WRITTEN EXERCISE :: Scan the material for the word "center", and copy each line where it shows up.

DATASET ::
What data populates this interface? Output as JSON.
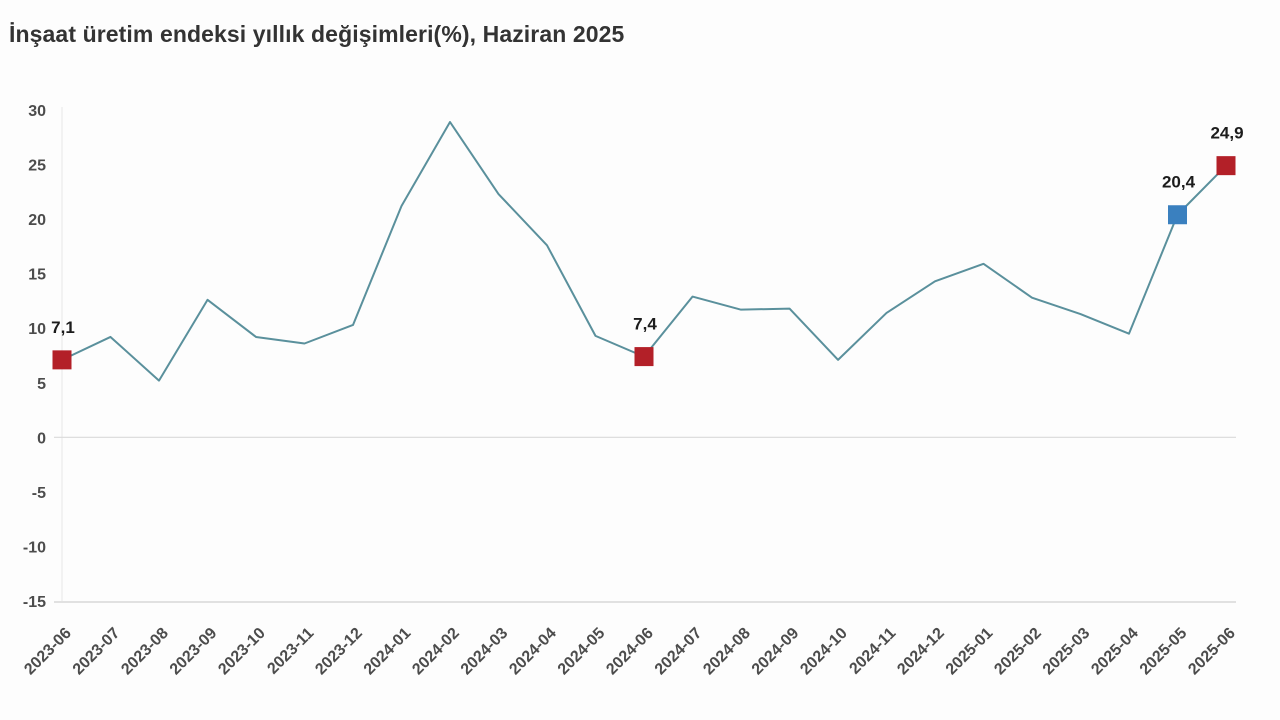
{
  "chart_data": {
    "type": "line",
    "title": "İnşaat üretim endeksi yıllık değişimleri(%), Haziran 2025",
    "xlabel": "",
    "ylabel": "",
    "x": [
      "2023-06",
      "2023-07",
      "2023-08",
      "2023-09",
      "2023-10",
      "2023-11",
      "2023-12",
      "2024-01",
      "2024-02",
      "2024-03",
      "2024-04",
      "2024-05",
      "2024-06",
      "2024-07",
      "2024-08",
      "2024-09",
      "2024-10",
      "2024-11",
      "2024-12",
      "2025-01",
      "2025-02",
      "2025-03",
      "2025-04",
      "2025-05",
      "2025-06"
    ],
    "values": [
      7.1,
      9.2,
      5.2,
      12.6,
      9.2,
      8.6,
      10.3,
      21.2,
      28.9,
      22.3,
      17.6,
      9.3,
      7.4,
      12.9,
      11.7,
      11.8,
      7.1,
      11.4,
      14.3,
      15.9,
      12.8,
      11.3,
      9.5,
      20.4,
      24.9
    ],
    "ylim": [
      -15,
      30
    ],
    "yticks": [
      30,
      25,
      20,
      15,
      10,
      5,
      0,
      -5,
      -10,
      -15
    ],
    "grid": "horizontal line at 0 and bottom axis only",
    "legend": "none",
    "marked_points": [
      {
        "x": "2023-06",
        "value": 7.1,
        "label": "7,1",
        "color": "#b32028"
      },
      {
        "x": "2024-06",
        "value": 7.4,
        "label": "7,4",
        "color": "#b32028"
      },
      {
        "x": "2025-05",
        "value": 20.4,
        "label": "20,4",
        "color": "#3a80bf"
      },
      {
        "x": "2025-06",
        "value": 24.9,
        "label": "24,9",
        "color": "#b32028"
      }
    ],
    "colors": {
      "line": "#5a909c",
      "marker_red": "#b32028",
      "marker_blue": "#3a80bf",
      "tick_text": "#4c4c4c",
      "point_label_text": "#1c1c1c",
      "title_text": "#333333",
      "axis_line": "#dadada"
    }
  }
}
---
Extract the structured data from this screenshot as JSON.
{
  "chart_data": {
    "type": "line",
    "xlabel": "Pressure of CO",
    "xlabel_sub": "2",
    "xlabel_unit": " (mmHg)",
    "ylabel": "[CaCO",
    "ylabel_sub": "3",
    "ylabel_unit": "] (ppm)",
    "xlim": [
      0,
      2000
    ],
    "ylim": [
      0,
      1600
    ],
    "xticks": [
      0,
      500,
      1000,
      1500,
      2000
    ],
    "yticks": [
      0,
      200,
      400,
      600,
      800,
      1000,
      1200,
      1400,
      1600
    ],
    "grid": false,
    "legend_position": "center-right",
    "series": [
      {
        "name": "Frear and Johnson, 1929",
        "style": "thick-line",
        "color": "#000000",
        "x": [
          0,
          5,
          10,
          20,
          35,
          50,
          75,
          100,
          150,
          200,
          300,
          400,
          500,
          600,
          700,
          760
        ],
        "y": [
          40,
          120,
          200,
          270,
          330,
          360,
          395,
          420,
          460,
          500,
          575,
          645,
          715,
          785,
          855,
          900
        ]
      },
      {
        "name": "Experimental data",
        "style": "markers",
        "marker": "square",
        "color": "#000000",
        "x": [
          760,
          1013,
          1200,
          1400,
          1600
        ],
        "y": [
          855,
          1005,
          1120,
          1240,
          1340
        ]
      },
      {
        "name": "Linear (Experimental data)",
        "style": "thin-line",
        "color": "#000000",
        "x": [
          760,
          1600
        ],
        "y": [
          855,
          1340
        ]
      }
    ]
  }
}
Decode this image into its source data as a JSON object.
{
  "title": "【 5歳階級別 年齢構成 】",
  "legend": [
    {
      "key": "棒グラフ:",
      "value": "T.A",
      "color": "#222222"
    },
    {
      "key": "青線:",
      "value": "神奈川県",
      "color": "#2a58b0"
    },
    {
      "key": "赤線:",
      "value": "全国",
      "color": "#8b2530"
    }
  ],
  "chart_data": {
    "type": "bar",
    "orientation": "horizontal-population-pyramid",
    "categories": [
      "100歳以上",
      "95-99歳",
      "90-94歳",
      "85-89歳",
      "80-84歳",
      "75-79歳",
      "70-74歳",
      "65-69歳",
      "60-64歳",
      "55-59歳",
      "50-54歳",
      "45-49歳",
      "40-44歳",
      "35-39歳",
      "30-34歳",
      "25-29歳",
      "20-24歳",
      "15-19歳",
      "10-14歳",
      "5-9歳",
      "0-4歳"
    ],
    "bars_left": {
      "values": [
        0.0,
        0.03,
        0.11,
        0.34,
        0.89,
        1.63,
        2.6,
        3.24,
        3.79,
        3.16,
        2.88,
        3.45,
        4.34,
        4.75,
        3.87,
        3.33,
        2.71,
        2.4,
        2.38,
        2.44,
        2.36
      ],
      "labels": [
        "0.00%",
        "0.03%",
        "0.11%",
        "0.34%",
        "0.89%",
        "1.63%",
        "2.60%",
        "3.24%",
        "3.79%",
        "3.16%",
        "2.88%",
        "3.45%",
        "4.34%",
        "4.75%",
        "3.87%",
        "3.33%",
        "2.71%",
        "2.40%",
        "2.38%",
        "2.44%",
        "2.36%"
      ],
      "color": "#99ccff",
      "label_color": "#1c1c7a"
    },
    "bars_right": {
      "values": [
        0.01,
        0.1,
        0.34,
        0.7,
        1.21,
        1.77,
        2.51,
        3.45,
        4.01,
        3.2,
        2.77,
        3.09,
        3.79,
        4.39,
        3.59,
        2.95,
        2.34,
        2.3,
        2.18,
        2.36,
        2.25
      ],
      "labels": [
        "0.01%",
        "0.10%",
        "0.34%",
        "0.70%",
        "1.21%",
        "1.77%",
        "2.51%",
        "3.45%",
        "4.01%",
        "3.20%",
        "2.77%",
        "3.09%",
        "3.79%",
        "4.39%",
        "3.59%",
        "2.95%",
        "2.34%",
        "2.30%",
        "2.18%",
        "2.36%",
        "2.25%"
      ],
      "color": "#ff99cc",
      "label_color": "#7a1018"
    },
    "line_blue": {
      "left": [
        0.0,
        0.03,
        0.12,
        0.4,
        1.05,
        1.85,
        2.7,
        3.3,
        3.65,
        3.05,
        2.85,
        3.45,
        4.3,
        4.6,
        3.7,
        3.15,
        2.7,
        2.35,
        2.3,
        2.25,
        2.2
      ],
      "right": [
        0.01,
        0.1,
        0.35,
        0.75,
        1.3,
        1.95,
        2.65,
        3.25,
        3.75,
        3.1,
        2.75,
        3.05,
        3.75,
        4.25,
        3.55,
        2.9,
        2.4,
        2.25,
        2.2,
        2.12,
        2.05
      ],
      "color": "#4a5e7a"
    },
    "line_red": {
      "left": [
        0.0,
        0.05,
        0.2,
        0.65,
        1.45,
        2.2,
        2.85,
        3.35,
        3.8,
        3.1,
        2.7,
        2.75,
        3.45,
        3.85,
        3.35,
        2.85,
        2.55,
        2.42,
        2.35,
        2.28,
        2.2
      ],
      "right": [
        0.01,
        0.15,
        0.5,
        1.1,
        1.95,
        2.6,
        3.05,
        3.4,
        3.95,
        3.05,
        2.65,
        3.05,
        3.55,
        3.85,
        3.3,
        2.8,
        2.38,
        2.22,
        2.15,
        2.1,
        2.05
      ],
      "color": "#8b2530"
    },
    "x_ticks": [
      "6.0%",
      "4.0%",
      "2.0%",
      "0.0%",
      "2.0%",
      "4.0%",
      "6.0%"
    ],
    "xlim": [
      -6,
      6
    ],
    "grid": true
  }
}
---
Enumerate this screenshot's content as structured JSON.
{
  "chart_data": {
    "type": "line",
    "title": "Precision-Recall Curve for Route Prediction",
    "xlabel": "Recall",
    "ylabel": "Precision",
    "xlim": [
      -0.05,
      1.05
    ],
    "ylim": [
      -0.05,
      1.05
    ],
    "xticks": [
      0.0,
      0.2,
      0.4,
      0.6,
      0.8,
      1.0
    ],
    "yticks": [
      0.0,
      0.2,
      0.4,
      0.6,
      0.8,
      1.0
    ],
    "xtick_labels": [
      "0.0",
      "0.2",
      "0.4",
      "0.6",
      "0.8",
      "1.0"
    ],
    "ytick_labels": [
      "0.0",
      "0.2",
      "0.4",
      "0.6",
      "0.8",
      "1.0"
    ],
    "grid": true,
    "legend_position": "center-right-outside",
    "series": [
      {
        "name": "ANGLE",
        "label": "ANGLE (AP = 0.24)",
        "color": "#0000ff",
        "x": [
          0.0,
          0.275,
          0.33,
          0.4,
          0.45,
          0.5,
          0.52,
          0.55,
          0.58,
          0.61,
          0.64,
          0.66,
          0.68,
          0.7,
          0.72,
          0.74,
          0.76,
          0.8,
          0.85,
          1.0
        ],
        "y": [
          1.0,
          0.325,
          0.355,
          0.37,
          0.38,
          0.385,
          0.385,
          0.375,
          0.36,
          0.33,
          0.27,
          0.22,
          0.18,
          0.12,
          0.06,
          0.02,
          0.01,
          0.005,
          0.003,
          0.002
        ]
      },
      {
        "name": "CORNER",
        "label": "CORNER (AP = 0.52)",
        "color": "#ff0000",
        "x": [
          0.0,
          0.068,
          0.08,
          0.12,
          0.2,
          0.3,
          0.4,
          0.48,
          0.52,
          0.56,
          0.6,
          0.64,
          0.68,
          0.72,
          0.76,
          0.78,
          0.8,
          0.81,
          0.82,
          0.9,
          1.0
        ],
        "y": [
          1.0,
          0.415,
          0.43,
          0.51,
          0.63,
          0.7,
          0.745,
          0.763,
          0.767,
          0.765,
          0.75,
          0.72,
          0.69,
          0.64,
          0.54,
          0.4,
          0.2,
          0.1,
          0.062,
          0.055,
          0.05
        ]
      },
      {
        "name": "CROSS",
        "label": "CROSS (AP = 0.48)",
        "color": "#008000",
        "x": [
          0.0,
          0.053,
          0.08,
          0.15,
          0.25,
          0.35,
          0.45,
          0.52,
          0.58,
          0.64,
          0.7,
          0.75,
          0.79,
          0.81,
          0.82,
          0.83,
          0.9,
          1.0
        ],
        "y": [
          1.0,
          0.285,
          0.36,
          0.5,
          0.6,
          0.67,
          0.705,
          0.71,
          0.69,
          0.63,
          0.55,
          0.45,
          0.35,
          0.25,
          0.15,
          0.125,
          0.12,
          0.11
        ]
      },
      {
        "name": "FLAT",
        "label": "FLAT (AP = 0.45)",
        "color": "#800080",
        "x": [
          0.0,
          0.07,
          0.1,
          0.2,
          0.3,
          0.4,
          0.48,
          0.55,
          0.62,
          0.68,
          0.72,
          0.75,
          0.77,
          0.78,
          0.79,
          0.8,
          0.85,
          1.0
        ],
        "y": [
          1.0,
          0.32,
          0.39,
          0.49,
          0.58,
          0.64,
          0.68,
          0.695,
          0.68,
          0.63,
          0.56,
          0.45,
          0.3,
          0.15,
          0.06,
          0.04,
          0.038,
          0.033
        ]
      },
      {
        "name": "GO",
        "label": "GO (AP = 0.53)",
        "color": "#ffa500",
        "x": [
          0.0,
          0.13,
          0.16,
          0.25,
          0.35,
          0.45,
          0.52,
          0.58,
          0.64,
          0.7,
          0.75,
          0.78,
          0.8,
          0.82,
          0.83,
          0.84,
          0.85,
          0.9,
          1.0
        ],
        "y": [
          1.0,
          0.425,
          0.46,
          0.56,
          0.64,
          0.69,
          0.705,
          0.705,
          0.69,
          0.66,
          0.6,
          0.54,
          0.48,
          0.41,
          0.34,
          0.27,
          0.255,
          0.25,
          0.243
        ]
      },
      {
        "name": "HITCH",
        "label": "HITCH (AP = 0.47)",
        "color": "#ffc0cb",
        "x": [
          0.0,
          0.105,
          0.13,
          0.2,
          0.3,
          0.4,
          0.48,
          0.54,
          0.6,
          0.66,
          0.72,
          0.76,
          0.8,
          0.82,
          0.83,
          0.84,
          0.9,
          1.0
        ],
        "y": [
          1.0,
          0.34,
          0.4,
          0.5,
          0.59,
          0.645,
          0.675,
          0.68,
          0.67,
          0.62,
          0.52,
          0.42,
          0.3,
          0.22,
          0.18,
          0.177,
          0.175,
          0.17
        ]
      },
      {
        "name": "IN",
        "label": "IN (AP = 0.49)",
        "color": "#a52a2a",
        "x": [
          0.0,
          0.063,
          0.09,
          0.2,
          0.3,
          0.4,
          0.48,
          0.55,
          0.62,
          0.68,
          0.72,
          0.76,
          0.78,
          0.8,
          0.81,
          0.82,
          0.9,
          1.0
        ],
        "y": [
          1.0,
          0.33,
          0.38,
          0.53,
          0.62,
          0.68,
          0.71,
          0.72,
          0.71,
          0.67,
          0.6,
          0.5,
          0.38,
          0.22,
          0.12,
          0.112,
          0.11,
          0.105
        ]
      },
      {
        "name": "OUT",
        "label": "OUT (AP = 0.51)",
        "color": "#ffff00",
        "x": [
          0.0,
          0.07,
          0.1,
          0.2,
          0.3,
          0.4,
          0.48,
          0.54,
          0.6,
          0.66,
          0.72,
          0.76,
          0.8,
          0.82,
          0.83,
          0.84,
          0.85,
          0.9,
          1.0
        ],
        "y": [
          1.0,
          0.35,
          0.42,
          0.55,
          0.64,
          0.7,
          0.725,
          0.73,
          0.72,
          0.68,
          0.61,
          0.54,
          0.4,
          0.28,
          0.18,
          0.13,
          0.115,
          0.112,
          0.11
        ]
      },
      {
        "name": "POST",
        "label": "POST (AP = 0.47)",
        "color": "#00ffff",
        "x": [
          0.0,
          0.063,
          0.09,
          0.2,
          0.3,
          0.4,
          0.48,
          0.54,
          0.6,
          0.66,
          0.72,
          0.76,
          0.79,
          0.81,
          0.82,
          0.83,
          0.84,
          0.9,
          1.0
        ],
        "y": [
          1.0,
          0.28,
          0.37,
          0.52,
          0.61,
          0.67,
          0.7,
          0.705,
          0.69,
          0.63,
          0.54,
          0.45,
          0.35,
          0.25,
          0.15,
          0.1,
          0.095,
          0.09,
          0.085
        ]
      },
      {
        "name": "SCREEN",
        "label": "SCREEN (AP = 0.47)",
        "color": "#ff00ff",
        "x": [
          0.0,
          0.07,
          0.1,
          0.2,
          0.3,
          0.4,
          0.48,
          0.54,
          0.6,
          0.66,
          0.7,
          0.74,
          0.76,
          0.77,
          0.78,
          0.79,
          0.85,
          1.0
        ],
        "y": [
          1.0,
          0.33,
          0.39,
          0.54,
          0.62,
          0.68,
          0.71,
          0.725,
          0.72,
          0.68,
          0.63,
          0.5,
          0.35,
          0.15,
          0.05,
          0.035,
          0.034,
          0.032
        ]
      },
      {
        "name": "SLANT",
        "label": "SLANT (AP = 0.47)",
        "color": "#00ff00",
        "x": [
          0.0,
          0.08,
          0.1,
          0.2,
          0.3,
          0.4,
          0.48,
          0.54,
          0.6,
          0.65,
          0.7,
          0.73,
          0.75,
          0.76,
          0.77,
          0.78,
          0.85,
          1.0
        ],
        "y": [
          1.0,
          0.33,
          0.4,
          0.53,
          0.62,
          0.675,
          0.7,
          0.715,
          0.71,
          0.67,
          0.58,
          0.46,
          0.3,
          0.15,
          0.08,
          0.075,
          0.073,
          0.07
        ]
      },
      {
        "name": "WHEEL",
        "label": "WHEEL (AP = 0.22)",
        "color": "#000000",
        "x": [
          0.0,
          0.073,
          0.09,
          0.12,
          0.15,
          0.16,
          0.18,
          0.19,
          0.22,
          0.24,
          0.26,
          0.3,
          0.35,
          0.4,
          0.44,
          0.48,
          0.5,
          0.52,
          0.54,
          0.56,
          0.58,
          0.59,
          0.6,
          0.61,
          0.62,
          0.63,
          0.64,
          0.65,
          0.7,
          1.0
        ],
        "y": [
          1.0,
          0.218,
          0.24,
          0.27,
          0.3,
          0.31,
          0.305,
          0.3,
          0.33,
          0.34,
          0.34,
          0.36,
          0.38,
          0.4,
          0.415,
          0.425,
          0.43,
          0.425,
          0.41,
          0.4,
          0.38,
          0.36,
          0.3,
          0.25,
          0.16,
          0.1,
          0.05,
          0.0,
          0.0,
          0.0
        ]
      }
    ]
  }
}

REPLY ::
    "legend_position": "center-right",
    "legend_position": "center-right-outside",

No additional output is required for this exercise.